Task requirements>
Look through the entries that follow and return each line that has the string "leader".

Exercise input section start

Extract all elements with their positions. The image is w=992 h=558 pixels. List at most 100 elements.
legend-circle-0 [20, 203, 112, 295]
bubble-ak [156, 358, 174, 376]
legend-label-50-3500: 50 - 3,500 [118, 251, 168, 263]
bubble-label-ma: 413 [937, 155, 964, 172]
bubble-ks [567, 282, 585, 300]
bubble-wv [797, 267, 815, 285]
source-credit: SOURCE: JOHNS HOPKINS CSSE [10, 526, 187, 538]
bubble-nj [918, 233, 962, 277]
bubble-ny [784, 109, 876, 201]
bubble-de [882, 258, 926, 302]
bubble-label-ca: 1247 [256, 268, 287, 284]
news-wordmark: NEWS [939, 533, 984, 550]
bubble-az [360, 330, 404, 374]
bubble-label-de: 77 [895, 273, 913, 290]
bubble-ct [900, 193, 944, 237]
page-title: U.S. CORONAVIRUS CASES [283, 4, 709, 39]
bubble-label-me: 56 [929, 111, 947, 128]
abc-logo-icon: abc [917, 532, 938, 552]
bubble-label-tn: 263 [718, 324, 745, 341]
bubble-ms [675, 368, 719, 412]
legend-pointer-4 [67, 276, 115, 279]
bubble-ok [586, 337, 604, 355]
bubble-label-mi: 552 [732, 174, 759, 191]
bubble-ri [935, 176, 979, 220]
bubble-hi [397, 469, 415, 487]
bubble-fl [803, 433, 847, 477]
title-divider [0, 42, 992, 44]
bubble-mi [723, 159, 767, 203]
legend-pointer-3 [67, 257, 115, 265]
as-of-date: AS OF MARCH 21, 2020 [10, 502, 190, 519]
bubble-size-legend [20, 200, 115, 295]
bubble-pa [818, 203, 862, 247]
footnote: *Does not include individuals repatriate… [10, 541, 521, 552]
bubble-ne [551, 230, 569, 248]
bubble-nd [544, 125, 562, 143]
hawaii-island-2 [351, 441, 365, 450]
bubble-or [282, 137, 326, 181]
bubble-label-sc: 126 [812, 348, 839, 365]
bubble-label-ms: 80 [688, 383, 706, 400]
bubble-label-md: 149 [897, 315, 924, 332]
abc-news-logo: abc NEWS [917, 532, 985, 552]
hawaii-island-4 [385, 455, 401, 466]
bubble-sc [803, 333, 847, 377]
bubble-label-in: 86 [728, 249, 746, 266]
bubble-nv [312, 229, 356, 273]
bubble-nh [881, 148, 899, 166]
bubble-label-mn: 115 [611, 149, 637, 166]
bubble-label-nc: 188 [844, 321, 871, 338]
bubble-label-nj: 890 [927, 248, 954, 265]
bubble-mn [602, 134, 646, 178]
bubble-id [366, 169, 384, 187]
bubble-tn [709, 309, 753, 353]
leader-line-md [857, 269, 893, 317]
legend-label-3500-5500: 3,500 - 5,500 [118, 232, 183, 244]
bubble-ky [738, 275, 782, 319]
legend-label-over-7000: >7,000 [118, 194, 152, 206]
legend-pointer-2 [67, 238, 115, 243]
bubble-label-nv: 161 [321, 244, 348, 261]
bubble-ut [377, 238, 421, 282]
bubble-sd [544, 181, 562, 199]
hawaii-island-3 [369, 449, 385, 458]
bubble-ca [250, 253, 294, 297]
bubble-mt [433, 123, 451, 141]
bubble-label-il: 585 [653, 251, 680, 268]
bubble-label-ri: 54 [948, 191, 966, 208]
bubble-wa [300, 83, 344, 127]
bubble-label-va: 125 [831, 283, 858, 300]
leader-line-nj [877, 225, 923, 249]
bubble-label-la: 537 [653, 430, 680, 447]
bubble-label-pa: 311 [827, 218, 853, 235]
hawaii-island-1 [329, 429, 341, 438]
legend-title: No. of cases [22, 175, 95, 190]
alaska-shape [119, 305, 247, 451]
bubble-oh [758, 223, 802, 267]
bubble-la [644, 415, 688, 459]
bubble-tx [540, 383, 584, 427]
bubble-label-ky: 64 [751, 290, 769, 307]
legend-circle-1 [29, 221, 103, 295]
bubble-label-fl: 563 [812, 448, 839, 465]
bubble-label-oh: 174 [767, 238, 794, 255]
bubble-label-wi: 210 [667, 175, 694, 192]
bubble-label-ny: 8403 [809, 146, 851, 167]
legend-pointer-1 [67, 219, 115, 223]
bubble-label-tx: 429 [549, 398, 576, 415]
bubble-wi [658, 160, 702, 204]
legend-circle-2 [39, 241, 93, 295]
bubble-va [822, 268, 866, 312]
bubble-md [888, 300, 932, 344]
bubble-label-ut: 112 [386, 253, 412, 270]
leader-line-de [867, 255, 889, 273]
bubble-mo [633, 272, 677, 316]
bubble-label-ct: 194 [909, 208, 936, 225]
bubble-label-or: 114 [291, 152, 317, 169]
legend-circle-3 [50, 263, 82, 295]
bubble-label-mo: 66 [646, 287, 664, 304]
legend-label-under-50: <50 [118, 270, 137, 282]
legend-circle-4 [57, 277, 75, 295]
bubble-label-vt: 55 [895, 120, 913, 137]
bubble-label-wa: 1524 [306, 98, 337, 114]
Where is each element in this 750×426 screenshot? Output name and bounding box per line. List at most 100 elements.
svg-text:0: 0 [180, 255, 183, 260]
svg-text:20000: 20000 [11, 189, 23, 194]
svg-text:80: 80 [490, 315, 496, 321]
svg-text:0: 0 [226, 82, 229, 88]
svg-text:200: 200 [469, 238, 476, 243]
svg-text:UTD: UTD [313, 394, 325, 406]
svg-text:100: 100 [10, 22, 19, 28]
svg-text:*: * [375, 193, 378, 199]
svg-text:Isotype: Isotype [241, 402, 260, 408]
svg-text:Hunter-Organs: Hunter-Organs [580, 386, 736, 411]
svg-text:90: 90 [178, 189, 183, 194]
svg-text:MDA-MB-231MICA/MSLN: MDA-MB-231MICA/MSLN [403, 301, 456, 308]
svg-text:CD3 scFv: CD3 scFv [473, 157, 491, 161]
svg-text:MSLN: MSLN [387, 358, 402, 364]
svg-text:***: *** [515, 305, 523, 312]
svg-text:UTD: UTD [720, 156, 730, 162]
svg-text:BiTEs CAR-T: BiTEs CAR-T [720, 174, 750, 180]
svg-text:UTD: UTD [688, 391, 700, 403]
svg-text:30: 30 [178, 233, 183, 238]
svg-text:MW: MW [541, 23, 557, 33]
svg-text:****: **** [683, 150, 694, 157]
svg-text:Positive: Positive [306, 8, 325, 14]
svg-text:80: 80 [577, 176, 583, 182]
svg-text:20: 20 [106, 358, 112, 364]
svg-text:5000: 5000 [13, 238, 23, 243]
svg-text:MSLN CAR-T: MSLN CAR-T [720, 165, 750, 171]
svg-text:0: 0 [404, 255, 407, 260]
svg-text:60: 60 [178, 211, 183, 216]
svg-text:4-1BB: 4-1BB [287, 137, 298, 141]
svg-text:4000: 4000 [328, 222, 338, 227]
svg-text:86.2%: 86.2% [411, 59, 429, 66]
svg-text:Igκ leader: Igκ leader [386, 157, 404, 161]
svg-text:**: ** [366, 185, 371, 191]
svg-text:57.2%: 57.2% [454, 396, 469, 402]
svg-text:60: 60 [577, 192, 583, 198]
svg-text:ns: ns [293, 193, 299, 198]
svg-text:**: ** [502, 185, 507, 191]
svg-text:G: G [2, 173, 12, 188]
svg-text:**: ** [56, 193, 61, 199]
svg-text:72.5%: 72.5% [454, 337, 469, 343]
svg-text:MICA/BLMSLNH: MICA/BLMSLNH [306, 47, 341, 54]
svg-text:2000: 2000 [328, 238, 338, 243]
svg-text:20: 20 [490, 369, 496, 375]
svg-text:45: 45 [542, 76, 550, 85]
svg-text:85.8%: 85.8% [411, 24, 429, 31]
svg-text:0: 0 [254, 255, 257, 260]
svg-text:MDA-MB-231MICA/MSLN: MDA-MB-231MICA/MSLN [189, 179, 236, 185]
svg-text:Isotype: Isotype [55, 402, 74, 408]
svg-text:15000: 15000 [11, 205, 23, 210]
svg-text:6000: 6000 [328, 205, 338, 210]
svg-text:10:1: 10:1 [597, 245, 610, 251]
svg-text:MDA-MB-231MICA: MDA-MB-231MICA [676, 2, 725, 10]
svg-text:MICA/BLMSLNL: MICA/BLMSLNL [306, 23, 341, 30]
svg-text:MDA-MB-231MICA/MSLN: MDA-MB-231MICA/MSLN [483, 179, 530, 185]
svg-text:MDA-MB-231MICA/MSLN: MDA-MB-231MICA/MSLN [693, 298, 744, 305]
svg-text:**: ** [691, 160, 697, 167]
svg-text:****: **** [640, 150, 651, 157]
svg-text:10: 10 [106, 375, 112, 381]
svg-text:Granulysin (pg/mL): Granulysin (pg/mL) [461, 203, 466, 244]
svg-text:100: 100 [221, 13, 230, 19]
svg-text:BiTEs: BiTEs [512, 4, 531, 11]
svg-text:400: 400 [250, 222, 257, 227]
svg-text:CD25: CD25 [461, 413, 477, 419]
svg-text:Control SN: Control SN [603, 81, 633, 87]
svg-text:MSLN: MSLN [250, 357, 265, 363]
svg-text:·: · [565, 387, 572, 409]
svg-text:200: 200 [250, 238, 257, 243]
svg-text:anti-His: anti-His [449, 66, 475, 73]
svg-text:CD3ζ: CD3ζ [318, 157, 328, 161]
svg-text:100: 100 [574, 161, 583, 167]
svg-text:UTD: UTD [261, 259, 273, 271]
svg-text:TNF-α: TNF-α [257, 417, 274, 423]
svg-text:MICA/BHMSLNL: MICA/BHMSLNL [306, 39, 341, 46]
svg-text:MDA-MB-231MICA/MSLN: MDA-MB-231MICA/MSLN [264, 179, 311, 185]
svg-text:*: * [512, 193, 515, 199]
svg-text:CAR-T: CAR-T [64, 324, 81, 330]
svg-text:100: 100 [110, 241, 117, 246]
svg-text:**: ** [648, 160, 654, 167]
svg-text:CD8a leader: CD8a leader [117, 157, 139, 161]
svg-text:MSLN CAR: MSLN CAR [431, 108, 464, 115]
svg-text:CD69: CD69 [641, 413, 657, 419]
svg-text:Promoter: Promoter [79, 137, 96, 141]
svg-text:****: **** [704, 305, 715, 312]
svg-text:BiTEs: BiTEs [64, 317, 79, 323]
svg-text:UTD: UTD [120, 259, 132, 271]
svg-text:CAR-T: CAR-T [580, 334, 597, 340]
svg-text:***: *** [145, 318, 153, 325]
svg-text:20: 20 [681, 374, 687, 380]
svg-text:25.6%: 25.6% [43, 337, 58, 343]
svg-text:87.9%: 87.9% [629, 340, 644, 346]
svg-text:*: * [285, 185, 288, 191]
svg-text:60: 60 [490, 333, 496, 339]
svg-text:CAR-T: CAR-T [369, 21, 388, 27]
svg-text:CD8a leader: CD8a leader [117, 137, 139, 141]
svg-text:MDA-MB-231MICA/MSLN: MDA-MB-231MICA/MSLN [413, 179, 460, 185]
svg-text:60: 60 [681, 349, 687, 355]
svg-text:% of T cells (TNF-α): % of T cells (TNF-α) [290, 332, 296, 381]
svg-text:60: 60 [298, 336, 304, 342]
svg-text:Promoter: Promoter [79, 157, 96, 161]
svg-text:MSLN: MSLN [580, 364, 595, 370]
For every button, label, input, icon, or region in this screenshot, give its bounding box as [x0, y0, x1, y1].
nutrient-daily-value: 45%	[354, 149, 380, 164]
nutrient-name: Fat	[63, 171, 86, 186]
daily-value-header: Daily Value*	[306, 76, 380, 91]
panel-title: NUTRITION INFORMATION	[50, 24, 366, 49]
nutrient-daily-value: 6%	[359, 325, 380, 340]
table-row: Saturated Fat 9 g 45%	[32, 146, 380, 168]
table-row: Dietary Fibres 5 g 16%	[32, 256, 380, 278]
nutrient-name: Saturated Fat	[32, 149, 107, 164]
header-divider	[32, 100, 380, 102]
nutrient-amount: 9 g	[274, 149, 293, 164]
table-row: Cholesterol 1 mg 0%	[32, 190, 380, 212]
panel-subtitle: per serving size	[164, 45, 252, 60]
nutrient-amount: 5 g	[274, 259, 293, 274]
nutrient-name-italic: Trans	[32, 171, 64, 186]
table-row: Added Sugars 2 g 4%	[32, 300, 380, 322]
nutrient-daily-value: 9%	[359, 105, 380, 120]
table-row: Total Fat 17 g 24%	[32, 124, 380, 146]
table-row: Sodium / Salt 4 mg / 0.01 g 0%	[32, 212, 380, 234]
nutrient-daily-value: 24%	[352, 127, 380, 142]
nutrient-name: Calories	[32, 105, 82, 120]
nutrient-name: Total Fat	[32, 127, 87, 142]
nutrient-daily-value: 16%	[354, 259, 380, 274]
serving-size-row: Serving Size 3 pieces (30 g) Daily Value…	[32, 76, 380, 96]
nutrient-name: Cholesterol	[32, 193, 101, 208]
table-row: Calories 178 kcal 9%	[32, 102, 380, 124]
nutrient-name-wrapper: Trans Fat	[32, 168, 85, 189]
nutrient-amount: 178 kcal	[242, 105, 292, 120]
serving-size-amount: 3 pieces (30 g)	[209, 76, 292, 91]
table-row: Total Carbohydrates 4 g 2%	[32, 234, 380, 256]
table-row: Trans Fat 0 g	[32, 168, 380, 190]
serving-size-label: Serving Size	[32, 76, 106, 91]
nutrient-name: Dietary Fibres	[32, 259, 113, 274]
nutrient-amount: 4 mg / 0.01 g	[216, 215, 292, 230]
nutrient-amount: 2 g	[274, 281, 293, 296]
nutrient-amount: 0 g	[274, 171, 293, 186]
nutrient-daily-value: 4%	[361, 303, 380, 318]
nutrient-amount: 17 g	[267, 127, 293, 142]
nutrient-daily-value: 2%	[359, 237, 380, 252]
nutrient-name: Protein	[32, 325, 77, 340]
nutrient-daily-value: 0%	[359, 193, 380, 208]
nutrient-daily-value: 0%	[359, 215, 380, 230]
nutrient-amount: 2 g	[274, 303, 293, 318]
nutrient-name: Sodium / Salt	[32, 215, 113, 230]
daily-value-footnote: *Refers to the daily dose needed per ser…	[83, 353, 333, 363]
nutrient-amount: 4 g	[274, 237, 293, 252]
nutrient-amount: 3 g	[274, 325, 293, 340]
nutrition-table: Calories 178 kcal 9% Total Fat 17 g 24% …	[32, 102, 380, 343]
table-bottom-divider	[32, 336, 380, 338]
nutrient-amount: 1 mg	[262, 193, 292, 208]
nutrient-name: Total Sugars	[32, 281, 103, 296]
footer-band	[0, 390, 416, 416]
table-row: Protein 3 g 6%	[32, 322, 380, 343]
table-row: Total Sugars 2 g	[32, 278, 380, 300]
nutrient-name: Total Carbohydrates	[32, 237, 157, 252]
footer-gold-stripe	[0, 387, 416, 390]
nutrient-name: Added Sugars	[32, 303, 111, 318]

Exercise input section end

Answer box>
leader-line-md [857, 269, 893, 317]
leader-line-nj [877, 225, 923, 249]
leader-line-de [867, 255, 889, 273]
svg-text:Igκ leader: Igκ leader [386, 157, 404, 161]
svg-text:CD8a leader: CD8a leader [117, 157, 139, 161]
svg-text:CD8a leader: CD8a leader [117, 137, 139, 141]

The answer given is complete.